Collection entries:
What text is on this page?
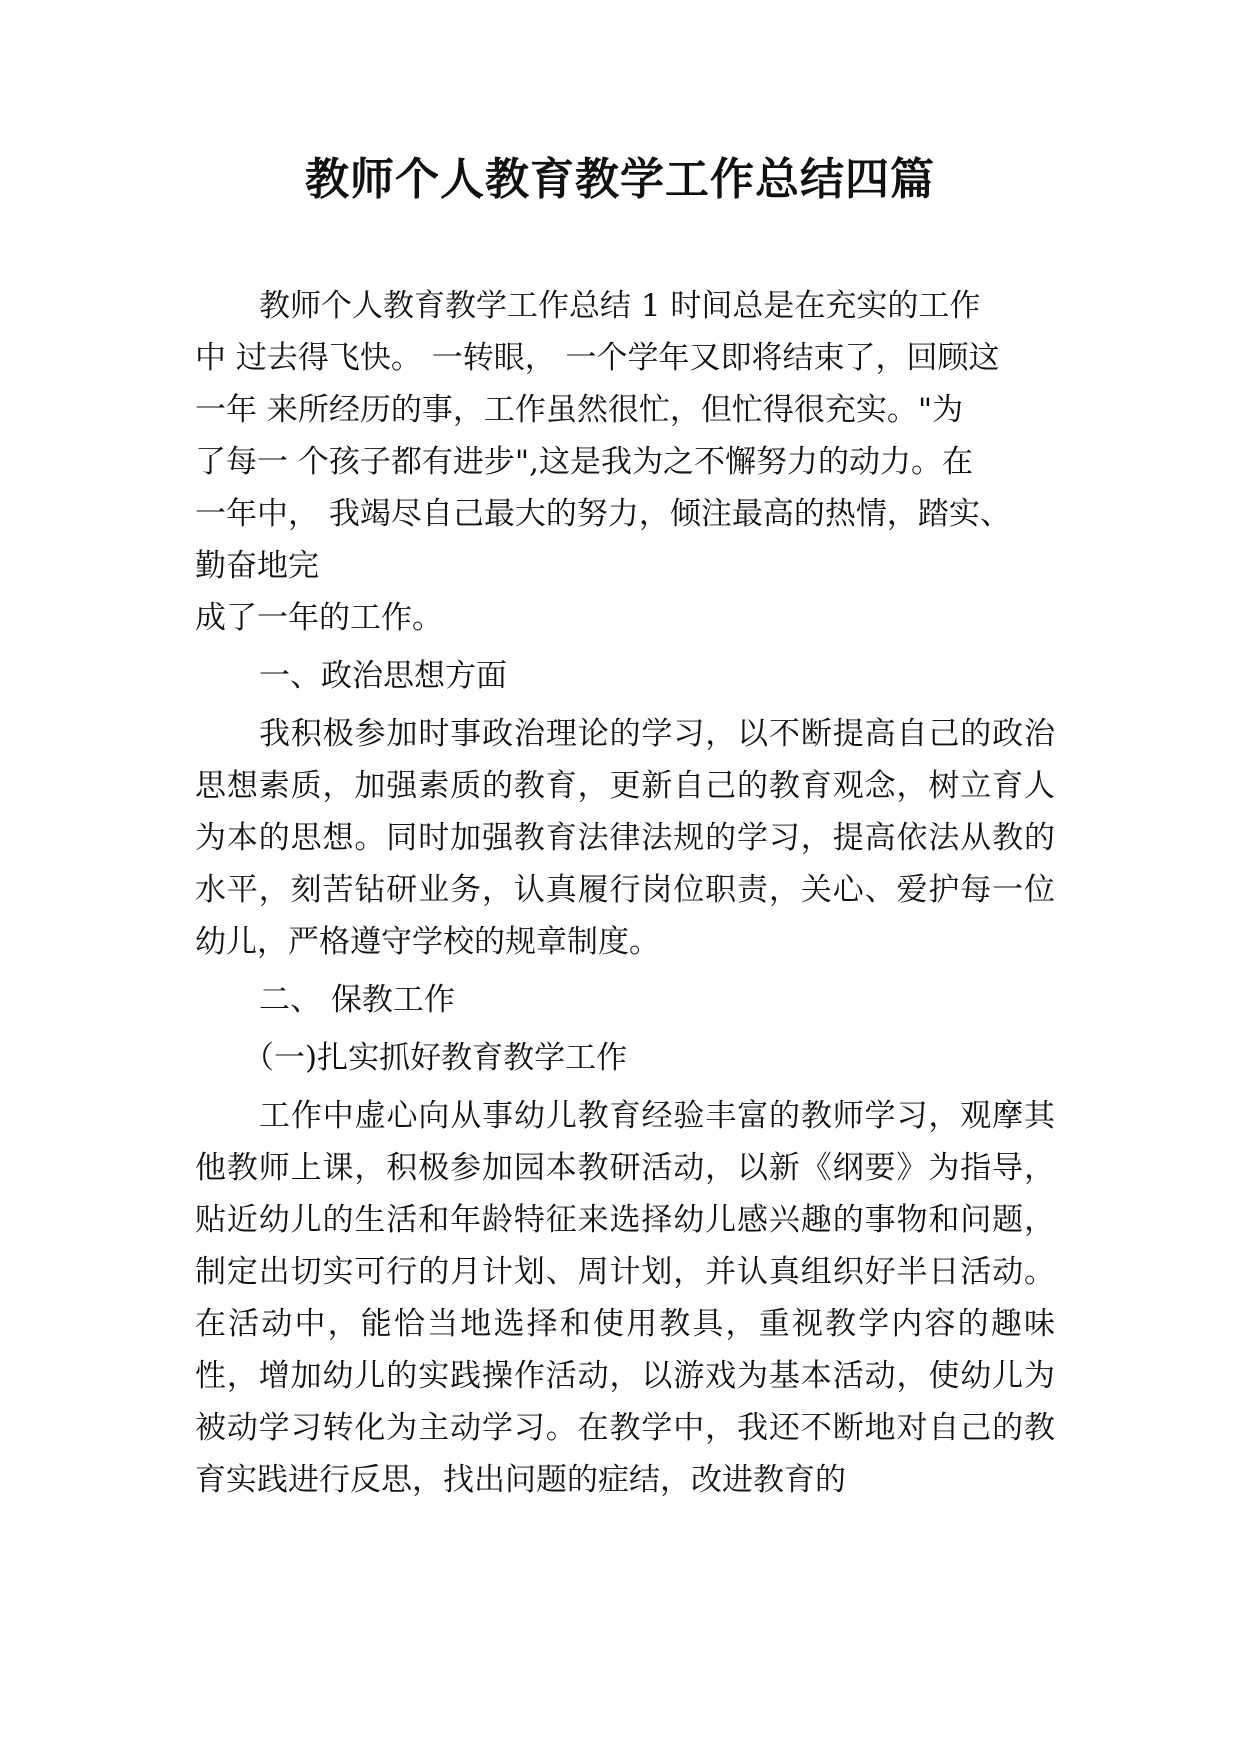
教师个人教育教学工作总结四篇

教师个人教育教学工作总结 1 时间总是在充实的工作

中 过去得飞快。 一转眼， 一个学年又即将结束了，回顾这
一年 来所经历的事，工作虽然很忙，但忙得很充实。"为
了每一 个孩子都有进步",这是我为之不懈努力的动力。在
一年中， 我竭尽自己最大的努力，倾注最高的热情，踏实、
勤奋地完
成了一年的工作。

一、政治思想方面

我积极参加时事政治理论的学习，以不断提高自己的政治思想素质，加强素质的教育，更新自己的教育观念，树立育人为本的思想。同时加强教育法律法规的学习，提高依法从教的水平，刻苦钻研业务，认真履行岗位职责，关心、爱护每一位幼儿，严格遵守学校的规章制度。

二、 保教工作

（一)扎实抓好教育教学工作

工作中虚心向从事幼儿教育经验丰富的教师学习，观摩其他教师上课，积极参加园本教研活动，以新《纲要》为指导，贴近幼儿的生活和年龄特征来选择幼儿感兴趣的事物和问题，制定出切实可行的月计划、周计划，并认真组织好半日活动。在活动中，能恰当地选择和使用教具，重视教学内容的趣味性，增加幼儿的实践操作活动，以游戏为基本活动，使幼儿为被动学习转化为主动学习。在教学中，我还不断地对自己的教育实践进行反思，找出问题的症结，改进教育的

## EXERCISE PROMPT
Images do not belong in the copy; reproduce all other parts of the records above verbatim.

## WRITTEN SOLUTION
What text is on this page?
教师个人教育教学工作总结四篇

教师个人教育教学工作总结 1 时间总是在充实的工作

中 过去得飞快。 一转眼， 一个学年又即将结束了，回顾这
一年 来所经历的事，工作虽然很忙，但忙得很充实。"为
了每一 个孩子都有进步",这是我为之不懈努力的动力。在
一年中， 我竭尽自己最大的努力，倾注最高的热情，踏实、
勤奋地完
成了一年的工作。

一、政治思想方面

我积极参加时事政治理论的学习，以不断提高自己的政治思想素质，加强素质的教育，更新自己的教育观念，树立育人为本的思想。同时加强教育法律法规的学习，提高依法从教的水平，刻苦钻研业务，认真履行岗位职责，关心、爱护每一位幼儿，严格遵守学校的规章制度。

二、 保教工作

（一)扎实抓好教育教学工作

工作中虚心向从事幼儿教育经验丰富的教师学习，观摩其他教师上课，积极参加园本教研活动，以新《纲要》为指导，贴近幼儿的生活和年龄特征来选择幼儿感兴趣的事物和问题，制定出切实可行的月计划、周计划，并认真组织好半日活动。在活动中，能恰当地选择和使用教具，重视教学内容的趣味性，增加幼儿的实践操作活动，以游戏为基本活动，使幼儿为被动学习转化为主动学习。在教学中，我还不断地对自己的教育实践进行反思，找出问题的症结，改进教育的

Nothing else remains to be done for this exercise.